● **Your objective**
Using the records below, give the number of lines where the word "Timers" appears, with no further output.

● **Data extract**
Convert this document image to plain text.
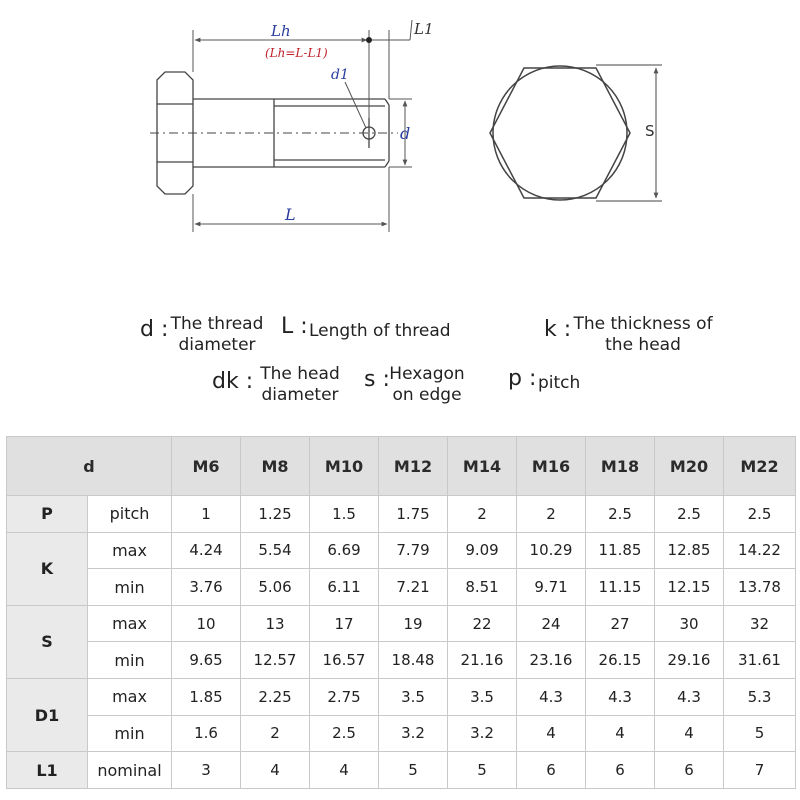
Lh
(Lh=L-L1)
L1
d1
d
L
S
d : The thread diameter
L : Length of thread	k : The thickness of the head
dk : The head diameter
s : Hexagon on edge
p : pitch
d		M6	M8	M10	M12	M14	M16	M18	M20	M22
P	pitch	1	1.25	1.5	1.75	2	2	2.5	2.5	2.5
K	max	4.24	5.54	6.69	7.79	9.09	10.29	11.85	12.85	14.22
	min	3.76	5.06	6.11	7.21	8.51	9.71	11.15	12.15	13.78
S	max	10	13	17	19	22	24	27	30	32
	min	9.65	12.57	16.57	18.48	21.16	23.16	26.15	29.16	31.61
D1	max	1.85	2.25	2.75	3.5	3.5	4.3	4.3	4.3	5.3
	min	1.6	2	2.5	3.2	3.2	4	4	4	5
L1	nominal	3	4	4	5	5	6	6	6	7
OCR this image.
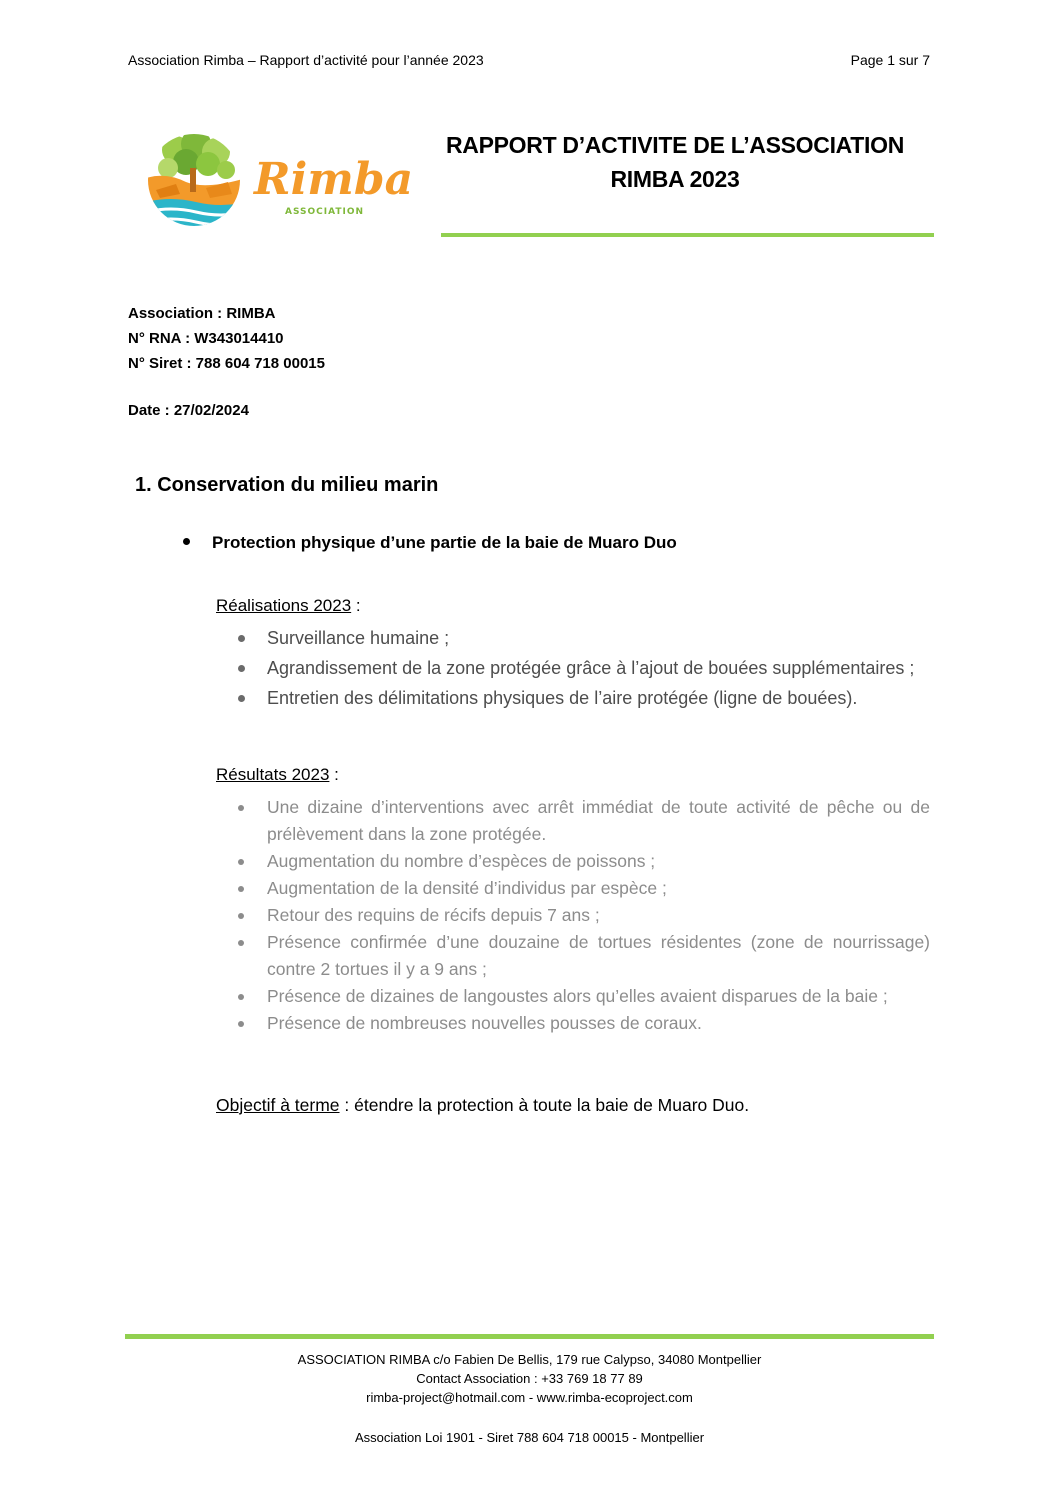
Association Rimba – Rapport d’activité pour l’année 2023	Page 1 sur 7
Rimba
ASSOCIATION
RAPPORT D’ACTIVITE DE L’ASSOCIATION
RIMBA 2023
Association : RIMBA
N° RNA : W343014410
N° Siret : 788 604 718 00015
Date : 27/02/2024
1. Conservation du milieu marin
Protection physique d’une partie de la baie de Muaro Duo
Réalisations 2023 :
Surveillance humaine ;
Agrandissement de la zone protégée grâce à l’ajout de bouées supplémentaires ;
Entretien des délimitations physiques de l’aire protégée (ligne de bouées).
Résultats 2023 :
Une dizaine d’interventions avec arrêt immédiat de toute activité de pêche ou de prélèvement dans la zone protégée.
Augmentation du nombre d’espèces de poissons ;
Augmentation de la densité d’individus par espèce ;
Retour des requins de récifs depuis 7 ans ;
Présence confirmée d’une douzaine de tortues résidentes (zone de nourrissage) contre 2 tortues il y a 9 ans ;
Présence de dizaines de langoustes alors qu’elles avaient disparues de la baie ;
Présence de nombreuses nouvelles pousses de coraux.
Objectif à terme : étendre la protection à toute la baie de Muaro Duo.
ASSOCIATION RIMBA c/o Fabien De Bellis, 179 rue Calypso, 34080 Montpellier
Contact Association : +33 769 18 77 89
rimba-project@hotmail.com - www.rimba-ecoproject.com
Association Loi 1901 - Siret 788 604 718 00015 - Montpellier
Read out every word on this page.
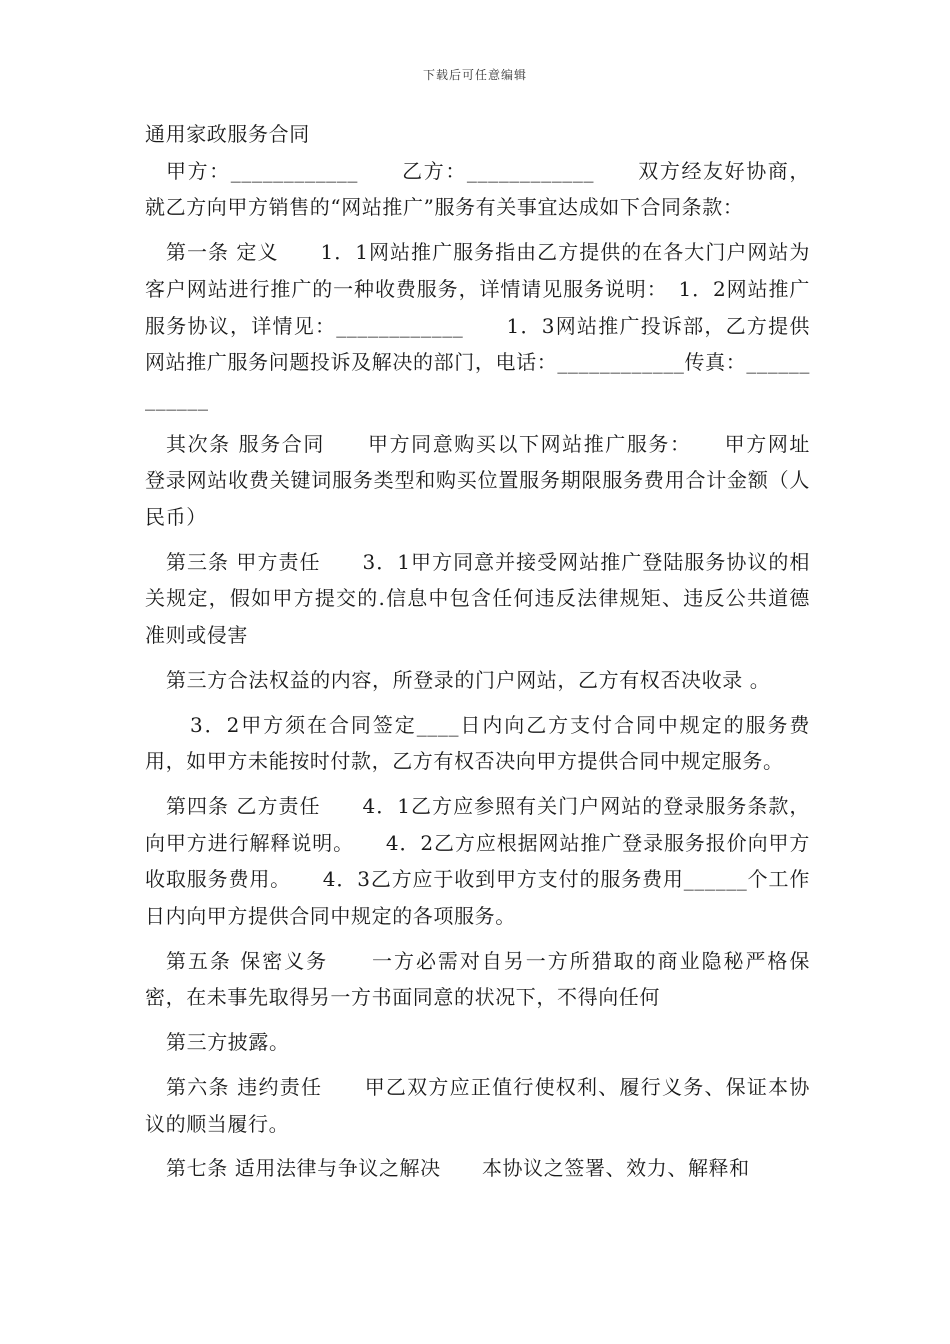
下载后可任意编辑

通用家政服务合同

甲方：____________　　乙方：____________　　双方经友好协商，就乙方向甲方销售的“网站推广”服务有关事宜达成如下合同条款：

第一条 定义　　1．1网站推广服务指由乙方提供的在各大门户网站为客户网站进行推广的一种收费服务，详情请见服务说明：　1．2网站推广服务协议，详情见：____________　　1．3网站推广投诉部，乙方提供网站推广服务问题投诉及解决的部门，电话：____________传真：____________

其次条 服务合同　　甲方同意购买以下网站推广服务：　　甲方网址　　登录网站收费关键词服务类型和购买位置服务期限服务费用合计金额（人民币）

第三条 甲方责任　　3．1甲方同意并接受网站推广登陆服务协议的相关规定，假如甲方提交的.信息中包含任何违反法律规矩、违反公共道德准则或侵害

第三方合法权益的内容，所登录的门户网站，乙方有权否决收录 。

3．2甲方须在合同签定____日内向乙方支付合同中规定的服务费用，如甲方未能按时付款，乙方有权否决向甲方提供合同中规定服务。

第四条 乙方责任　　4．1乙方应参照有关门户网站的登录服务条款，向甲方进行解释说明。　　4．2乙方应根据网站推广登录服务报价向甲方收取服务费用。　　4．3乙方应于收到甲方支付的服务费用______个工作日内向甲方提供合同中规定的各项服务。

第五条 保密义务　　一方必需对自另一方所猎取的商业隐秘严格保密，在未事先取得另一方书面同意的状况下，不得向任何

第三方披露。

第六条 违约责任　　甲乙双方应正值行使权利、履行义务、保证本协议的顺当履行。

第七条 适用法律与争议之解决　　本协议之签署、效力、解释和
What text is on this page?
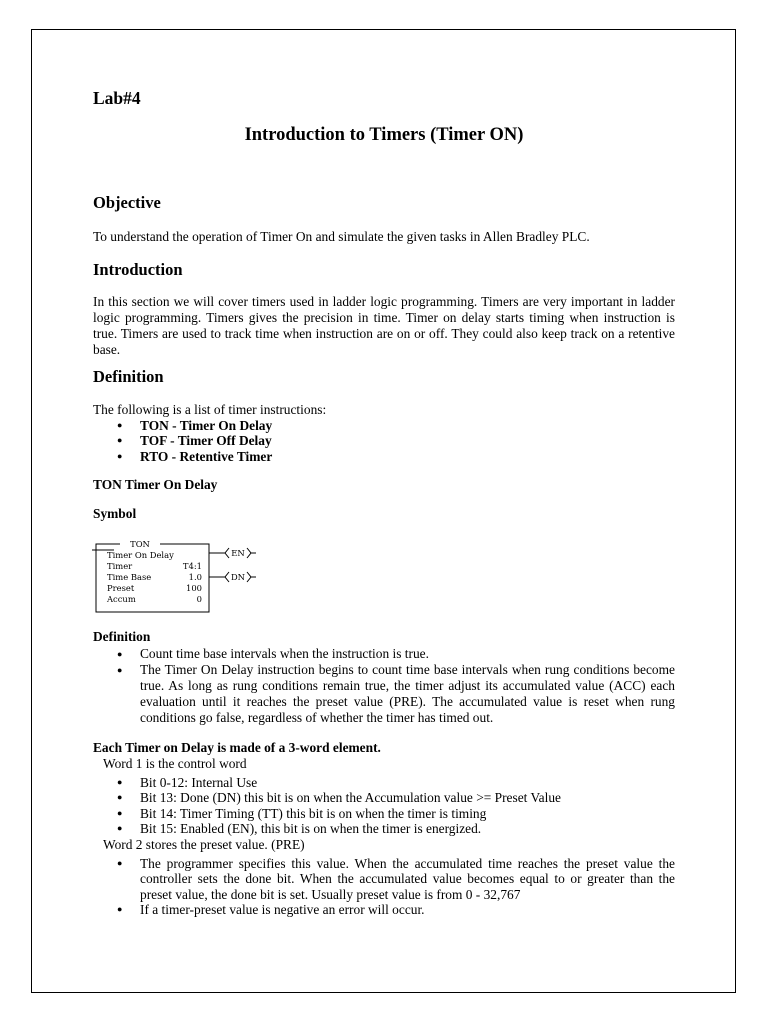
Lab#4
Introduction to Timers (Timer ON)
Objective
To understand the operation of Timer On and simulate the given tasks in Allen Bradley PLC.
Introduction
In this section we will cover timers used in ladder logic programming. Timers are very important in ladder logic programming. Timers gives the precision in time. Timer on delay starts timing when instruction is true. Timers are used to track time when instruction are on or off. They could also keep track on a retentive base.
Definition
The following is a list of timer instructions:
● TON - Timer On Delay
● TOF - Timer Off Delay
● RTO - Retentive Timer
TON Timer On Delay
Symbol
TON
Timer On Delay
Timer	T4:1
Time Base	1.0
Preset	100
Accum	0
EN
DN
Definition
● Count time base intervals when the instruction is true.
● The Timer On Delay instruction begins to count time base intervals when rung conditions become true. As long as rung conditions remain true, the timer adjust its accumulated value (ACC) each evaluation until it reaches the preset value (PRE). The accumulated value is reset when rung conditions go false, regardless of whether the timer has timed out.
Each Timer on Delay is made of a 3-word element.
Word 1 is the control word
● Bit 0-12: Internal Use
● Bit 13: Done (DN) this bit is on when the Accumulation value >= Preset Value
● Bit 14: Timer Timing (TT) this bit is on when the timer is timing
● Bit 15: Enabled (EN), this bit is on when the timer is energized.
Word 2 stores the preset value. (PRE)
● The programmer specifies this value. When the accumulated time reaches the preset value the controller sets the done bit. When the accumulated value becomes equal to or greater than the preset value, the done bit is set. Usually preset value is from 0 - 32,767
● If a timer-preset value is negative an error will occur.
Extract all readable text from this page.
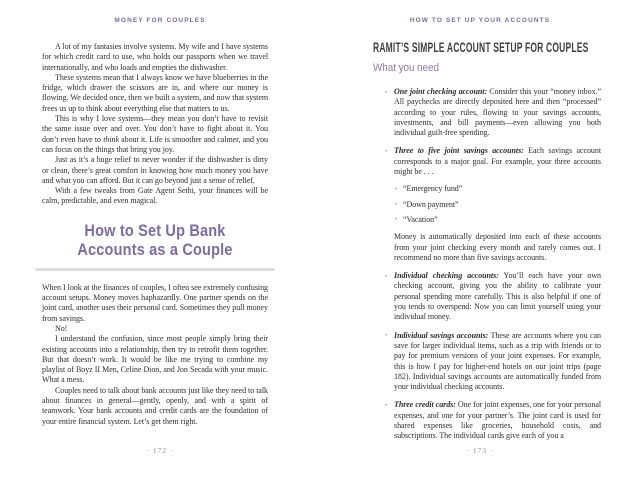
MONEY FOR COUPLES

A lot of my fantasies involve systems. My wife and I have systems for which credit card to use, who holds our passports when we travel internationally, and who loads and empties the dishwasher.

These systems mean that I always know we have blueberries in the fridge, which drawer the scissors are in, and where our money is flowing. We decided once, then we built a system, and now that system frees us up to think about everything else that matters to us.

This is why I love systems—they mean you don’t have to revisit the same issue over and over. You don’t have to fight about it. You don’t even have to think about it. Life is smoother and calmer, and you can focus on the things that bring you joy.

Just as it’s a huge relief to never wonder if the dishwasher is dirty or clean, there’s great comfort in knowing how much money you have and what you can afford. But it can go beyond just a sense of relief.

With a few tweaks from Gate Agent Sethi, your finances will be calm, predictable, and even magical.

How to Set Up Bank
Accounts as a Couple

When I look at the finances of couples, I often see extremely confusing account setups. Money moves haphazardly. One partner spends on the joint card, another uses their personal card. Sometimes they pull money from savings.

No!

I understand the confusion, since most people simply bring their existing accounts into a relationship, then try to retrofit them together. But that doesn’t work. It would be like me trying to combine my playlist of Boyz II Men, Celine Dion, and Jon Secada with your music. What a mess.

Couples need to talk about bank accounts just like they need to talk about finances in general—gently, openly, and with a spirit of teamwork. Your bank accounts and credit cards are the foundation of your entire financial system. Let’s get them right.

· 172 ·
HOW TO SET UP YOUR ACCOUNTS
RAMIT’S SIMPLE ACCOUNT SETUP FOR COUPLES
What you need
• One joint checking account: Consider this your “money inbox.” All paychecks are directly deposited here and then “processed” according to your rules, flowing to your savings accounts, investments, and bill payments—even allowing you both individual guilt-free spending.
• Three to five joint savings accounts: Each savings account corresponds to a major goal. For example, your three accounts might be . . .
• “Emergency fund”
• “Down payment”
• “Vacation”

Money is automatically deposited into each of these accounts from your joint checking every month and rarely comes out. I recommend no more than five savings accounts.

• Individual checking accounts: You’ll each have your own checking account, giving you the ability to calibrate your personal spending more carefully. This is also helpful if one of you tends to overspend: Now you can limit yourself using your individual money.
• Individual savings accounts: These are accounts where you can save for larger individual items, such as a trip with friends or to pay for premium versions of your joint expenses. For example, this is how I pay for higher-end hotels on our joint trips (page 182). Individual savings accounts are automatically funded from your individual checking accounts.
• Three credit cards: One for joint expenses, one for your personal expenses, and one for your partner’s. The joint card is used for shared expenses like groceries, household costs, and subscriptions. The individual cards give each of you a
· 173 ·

● **Full output**
2